→ **EXERCISE REQUIREMENTS**: Give back a single number, the count of lines containing the word "αερίου".

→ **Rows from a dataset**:

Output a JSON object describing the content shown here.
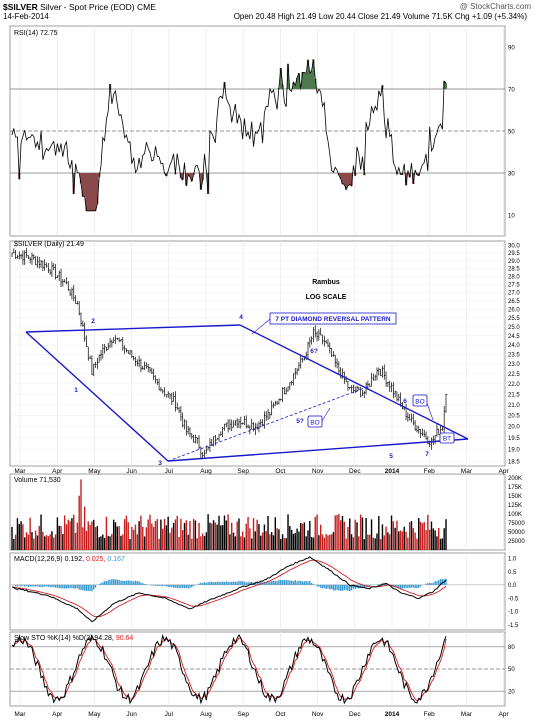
{
  "header": {
    "symbol": "$SILVER",
    "name": "Silver - Spot Price (EOD)",
    "exchange": "CME",
    "watermark": "@ StockCharts.com",
    "date": "14-Feb-2014",
    "quote": {
      "open_label": "Open",
      "open": "20.48",
      "high_label": "High",
      "high": "21.49",
      "low_label": "Low",
      "low": "20.44",
      "close_label": "Close",
      "close": "21.49",
      "volume_label": "Volume",
      "volume": "71.5K",
      "chg_label": "Chg",
      "chg": "+1.09 (+5.34%)"
    }
  },
  "chart_data": [
    {
      "type": "line",
      "panel": "rsi",
      "legend": "RSI(14) 72.75",
      "y_ticks": [
        10,
        30,
        50,
        70,
        90
      ],
      "ylim": [
        0,
        100
      ],
      "reference_lines": [
        30,
        50,
        70
      ],
      "colors": {
        "line": "#000000",
        "overbought_fill": "#4f7a4f",
        "oversold_fill": "#8a4a4a"
      }
    },
    {
      "type": "ohlc",
      "panel": "price",
      "legend": "$SILVER (Daily) 21.49",
      "scale": "log",
      "y_ticks": [
        18.5,
        19.0,
        19.5,
        20.0,
        20.5,
        21.0,
        21.5,
        22.0,
        22.5,
        23.0,
        23.5,
        24.0,
        24.5,
        25.0,
        25.5,
        26.0,
        26.5,
        27.0,
        27.5,
        28.0,
        28.5,
        29.0,
        29.5,
        30.0
      ],
      "ylim": [
        18.3,
        30.3
      ],
      "annotations": {
        "author": "Rambus",
        "scale_note": "LOG SCALE",
        "pattern_box": "7 PT DIAMOND REVERSAL PATTERN",
        "points": [
          "1",
          "2",
          "3",
          "4",
          "5",
          "6",
          "7",
          "5?",
          "6?",
          "BO",
          "BO",
          "BT"
        ]
      },
      "colors": {
        "bars": "#000000",
        "pattern": "#1a1acc"
      }
    },
    {
      "type": "bar",
      "panel": "volume",
      "legend": "Volume 71,530",
      "y_ticks": [
        "200K",
        "175K",
        "150K",
        "125K",
        "100K",
        "75000",
        "50000",
        "25000"
      ],
      "colors": {
        "up": "#000000",
        "down": "#c81e1e"
      }
    },
    {
      "type": "line",
      "panel": "macd",
      "legend": {
        "label": "MACD(12,26,9)",
        "macd": "0.192",
        "signal": "0.025",
        "hist": "0.167"
      },
      "y_ticks": [
        "1.0",
        "0.5",
        "0.0",
        "-0.5",
        "-1.0",
        "-1.5"
      ],
      "ylim": [
        -1.7,
        1.2
      ],
      "colors": {
        "macd": "#000000",
        "signal": "#d22020",
        "histogram": "#3a9ad0"
      }
    },
    {
      "type": "line",
      "panel": "stoch",
      "legend": {
        "label": "Slow STO %K(14) %D(3)",
        "k": "94.28",
        "d": "90.64"
      },
      "y_ticks": [
        20,
        50,
        80
      ],
      "ylim": [
        0,
        100
      ],
      "colors": {
        "k": "#000000",
        "d": "#d22020"
      }
    }
  ],
  "x_axis": {
    "months": [
      "Mar",
      "Apr",
      "May",
      "Jun",
      "Jul",
      "Aug",
      "Sep",
      "Oct",
      "Nov",
      "Dec",
      "2014",
      "Feb",
      "Mar",
      "Apr"
    ]
  }
}
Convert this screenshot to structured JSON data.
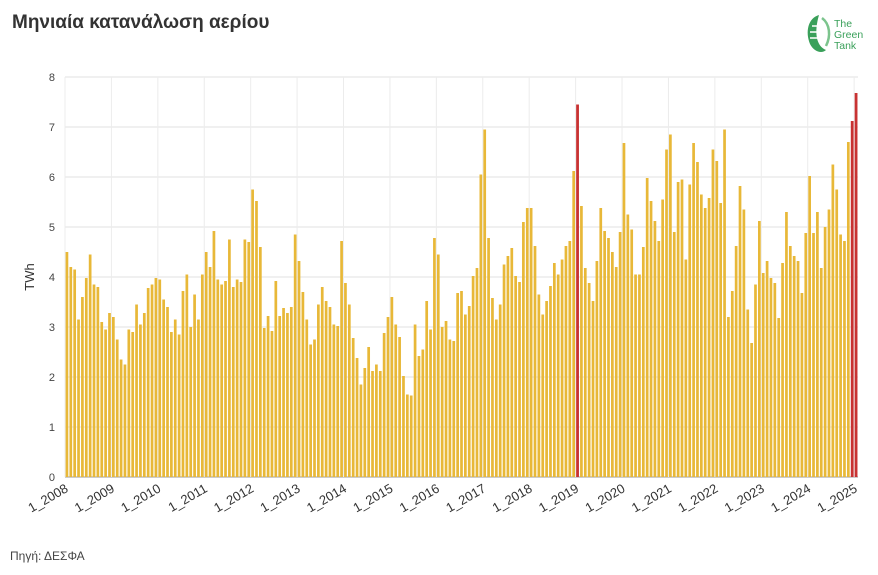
{
  "header": {
    "title": "Μηνιαία κατανάλωση αερίου"
  },
  "logo": {
    "line1": "The",
    "line2": "Green",
    "line3": "Tank",
    "color": "#3aa05a"
  },
  "footer": {
    "source": "Πηγή: ΔΕΣΦΑ"
  },
  "chart_data": {
    "type": "bar",
    "title": "Μηνιαία κατανάλωση αερίου",
    "xlabel": "",
    "ylabel": "TWh",
    "ylim": [
      0,
      8
    ],
    "yticks": [
      0,
      1,
      2,
      3,
      4,
      5,
      6,
      7,
      8
    ],
    "xtick_labels": [
      "1_2008",
      "1_2009",
      "1_2010",
      "1_2011",
      "1_2012",
      "1_2013",
      "1_2014",
      "1_2015",
      "1_2016",
      "1_2017",
      "1_2018",
      "1_2019",
      "1_2020",
      "1_2021",
      "1_2022",
      "1_2023",
      "1_2024",
      "1_2025"
    ],
    "start": "2008-01",
    "grid": true,
    "bar_color": "#e8b838",
    "highlight_color": "#c83232",
    "highlight_categories": [
      "2019-01",
      "2024-12",
      "2025-01"
    ],
    "values": [
      4.5,
      4.2,
      4.15,
      3.15,
      3.6,
      3.98,
      4.45,
      3.85,
      3.8,
      3.1,
      2.95,
      3.28,
      3.2,
      2.75,
      2.35,
      2.25,
      2.95,
      2.9,
      3.45,
      3.05,
      3.28,
      3.78,
      3.85,
      3.98,
      3.95,
      3.55,
      3.4,
      2.9,
      3.15,
      2.85,
      3.72,
      4.05,
      3.0,
      3.65,
      3.15,
      4.05,
      4.5,
      4.2,
      4.92,
      3.95,
      3.85,
      3.92,
      4.75,
      3.8,
      3.95,
      3.9,
      4.75,
      4.7,
      5.75,
      5.52,
      4.6,
      2.98,
      3.22,
      2.92,
      3.92,
      3.22,
      3.38,
      3.28,
      3.4,
      4.85,
      4.32,
      3.7,
      3.15,
      2.65,
      2.75,
      3.45,
      3.8,
      3.52,
      3.4,
      3.05,
      3.02,
      4.72,
      3.88,
      3.45,
      2.78,
      2.38,
      1.85,
      2.18,
      2.6,
      2.12,
      2.25,
      2.12,
      2.88,
      3.2,
      3.6,
      3.05,
      2.8,
      2.02,
      1.65,
      1.63,
      3.05,
      2.42,
      2.55,
      3.52,
      2.95,
      4.78,
      4.45,
      3.0,
      3.12,
      2.75,
      2.72,
      3.68,
      3.72,
      3.25,
      3.42,
      4.02,
      4.18,
      6.05,
      6.95,
      4.78,
      3.58,
      3.15,
      3.45,
      4.25,
      4.42,
      4.58,
      4.02,
      3.9,
      5.1,
      5.38,
      5.38,
      4.62,
      3.65,
      3.25,
      3.52,
      3.82,
      4.28,
      4.05,
      4.35,
      4.62,
      4.72,
      6.12,
      7.45,
      5.42,
      4.18,
      3.88,
      3.52,
      4.32,
      5.38,
      4.92,
      4.78,
      4.5,
      4.2,
      4.9,
      6.68,
      5.25,
      4.95,
      4.05,
      4.05,
      4.6,
      5.98,
      5.52,
      5.12,
      4.72,
      5.55,
      6.55,
      6.85,
      4.9,
      5.9,
      5.95,
      4.35,
      5.85,
      6.68,
      6.3,
      5.65,
      5.38,
      5.58,
      6.55,
      6.32,
      5.48,
      6.95,
      3.2,
      3.72,
      4.62,
      5.82,
      5.35,
      3.35,
      2.68,
      3.85,
      5.12,
      4.08,
      4.32,
      3.98,
      3.88,
      3.18,
      4.28,
      5.3,
      4.62,
      4.42,
      4.32,
      3.68,
      4.88,
      6.02,
      4.88,
      5.3,
      4.18,
      5.0,
      5.35,
      6.25,
      5.75,
      4.85,
      4.72,
      6.7,
      7.12,
      7.68
    ]
  }
}
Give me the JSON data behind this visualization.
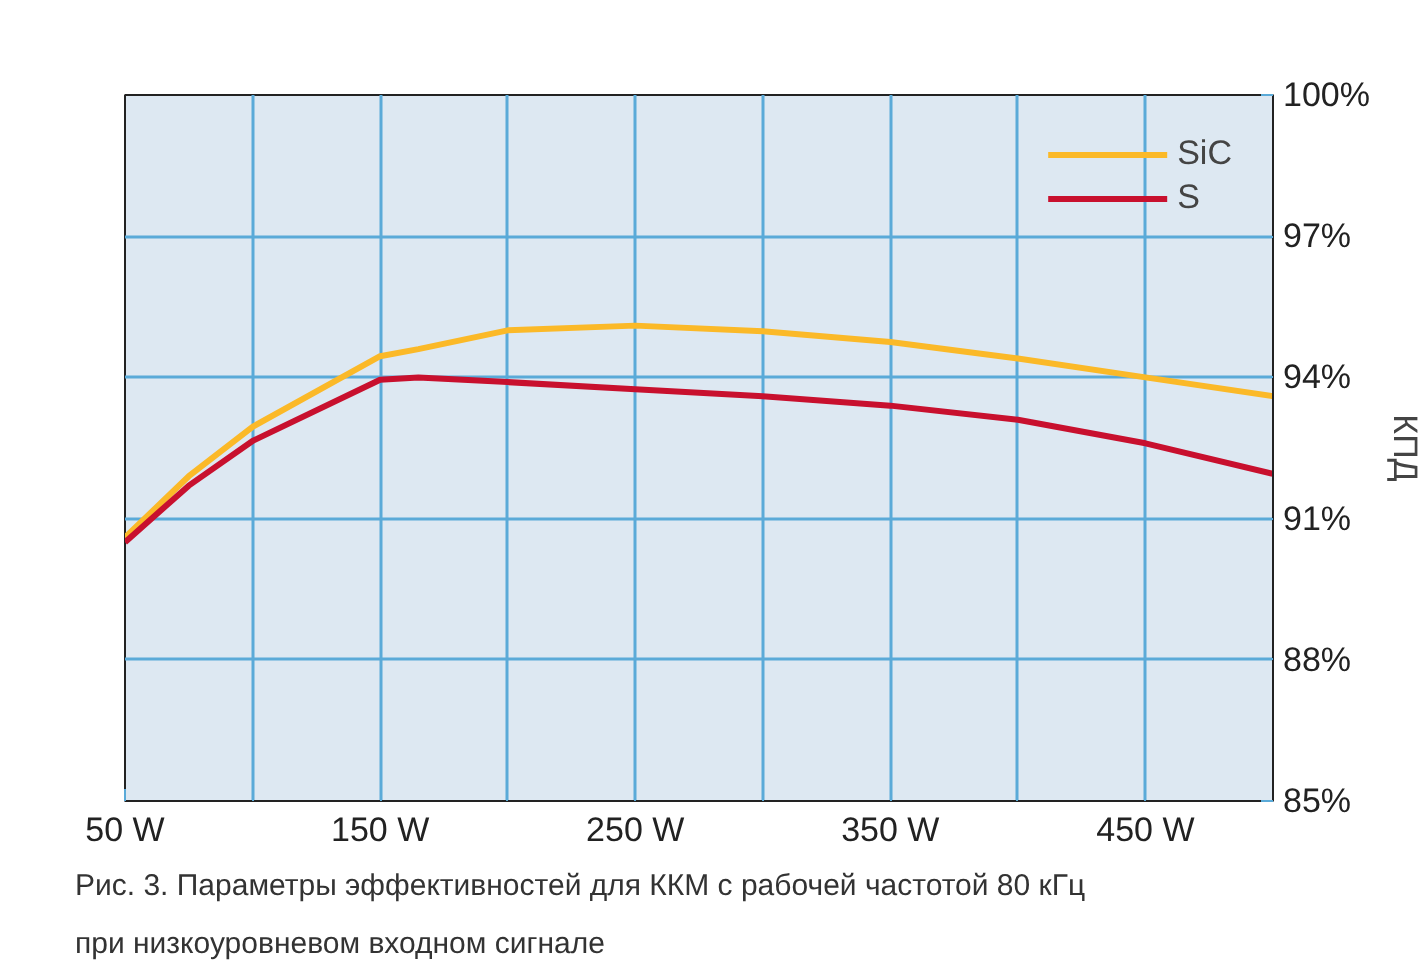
{
  "chart_data": {
    "type": "line",
    "ylabel": "КПД",
    "x": [
      50,
      75,
      100,
      150,
      165,
      200,
      250,
      300,
      350,
      400,
      450,
      500
    ],
    "series": [
      {
        "name": "SiC",
        "color": "#fbb928",
        "values": [
          90.6,
          91.9,
          92.95,
          94.45,
          94.6,
          95.0,
          95.1,
          94.98,
          94.75,
          94.4,
          94.0,
          93.6
        ]
      },
      {
        "name": "S",
        "color": "#c8102e",
        "values": [
          90.5,
          91.7,
          92.65,
          93.95,
          94.0,
          93.9,
          93.75,
          93.6,
          93.4,
          93.1,
          92.6,
          91.95
        ]
      }
    ],
    "xlim": [
      50,
      500
    ],
    "xticks": [
      {
        "value": 50,
        "label": "50 W"
      },
      {
        "value": 100,
        "label": null
      },
      {
        "value": 150,
        "label": "150 W"
      },
      {
        "value": 200,
        "label": null
      },
      {
        "value": 250,
        "label": "250 W"
      },
      {
        "value": 300,
        "label": null
      },
      {
        "value": 350,
        "label": "350 W"
      },
      {
        "value": 400,
        "label": null
      },
      {
        "value": 450,
        "label": "450 W"
      },
      {
        "value": 500,
        "label": null
      }
    ],
    "ylim": [
      85,
      100
    ],
    "yticks": [
      {
        "value": 85,
        "label": "85%"
      },
      {
        "value": 88,
        "label": "88%"
      },
      {
        "value": 91,
        "label": "91%"
      },
      {
        "value": 94,
        "label": "94%"
      },
      {
        "value": 97,
        "label": "97%"
      },
      {
        "value": 100,
        "label": "100%"
      }
    ],
    "grid": true,
    "legend": "top right",
    "marker": "none",
    "line_style": "solid",
    "annotations": [
      "Рис. 3. Параметры эффективностей для ККМ с рабочей частотой 80 кГц при низкоуровневом входном сигнале"
    ]
  }
}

→ **REPLY TO THE TASK**: 2